_Task instructions:_
Among the entries, which lines carry the string "faccio"? Copy each of them.

_Stored rows:_
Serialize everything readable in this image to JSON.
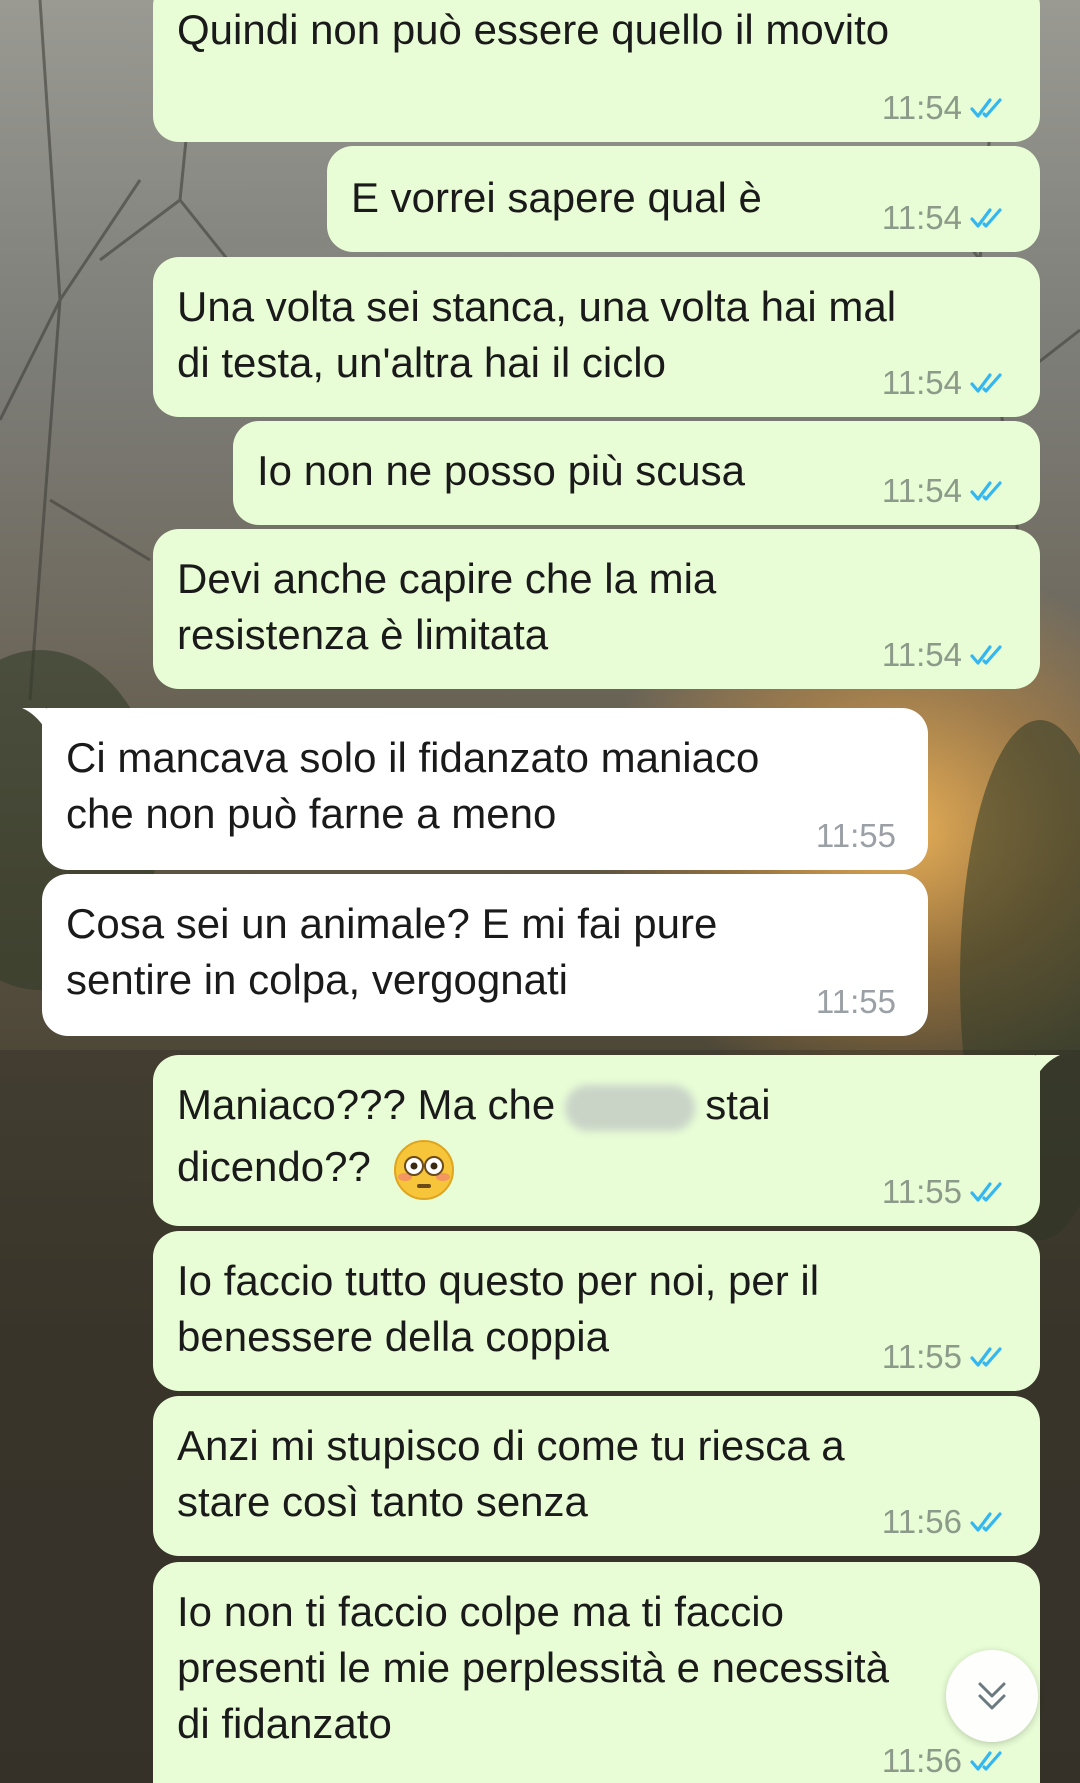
{
  "messages": [
    {
      "lines": [
        "Quindi non può essere quello il movito"
      ],
      "time": "11:54",
      "dir": "out"
    },
    {
      "lines": [
        "E vorrei sapere qual è"
      ],
      "time": "11:54",
      "dir": "out"
    },
    {
      "lines": [
        "Una volta sei stanca, una volta hai mal",
        "di testa, un'altra hai il ciclo"
      ],
      "time": "11:54",
      "dir": "out"
    },
    {
      "lines": [
        "Io non ne posso più scusa"
      ],
      "time": "11:54",
      "dir": "out"
    },
    {
      "lines": [
        "Devi anche capire che la mia",
        "resistenza è limitata"
      ],
      "time": "11:54",
      "dir": "out"
    },
    {
      "lines": [
        "Ci mancava solo il fidanzato maniaco",
        "che non può farne a meno"
      ],
      "time": "11:55",
      "dir": "in"
    },
    {
      "lines": [
        "Cosa sei un animale? E mi fai pure",
        "sentire in colpa, vergognati"
      ],
      "time": "11:55",
      "dir": "in"
    },
    {
      "line1_before": "Maniaco??? Ma che",
      "line1_after": "stai",
      "line2": "dicendo??",
      "time": "11:55",
      "dir": "out",
      "emoji": "flushed-face"
    },
    {
      "lines": [
        "Io faccio tutto questo per noi, per il",
        "benessere della coppia"
      ],
      "time": "11:55",
      "dir": "out"
    },
    {
      "lines": [
        "Anzi mi stupisco di come tu riesca a",
        "stare così tanto senza"
      ],
      "time": "11:56",
      "dir": "out"
    },
    {
      "lines": [
        "Io non ti faccio colpe ma ti faccio",
        "presenti le mie perplessità e necessità",
        "di fidanzato"
      ],
      "time": "11:56",
      "dir": "out"
    }
  ],
  "colors": {
    "outgoing": "#e8fdd6",
    "incoming": "#ffffff",
    "read_ticks": "#34b7f1"
  },
  "icons": {
    "read_receipt": "double-check-icon",
    "scroll_down": "chevron-double-down-icon"
  }
}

_Answer:_
        "Io faccio tutto questo per noi, per il",
        "Io non ti faccio colpe ma ti faccio",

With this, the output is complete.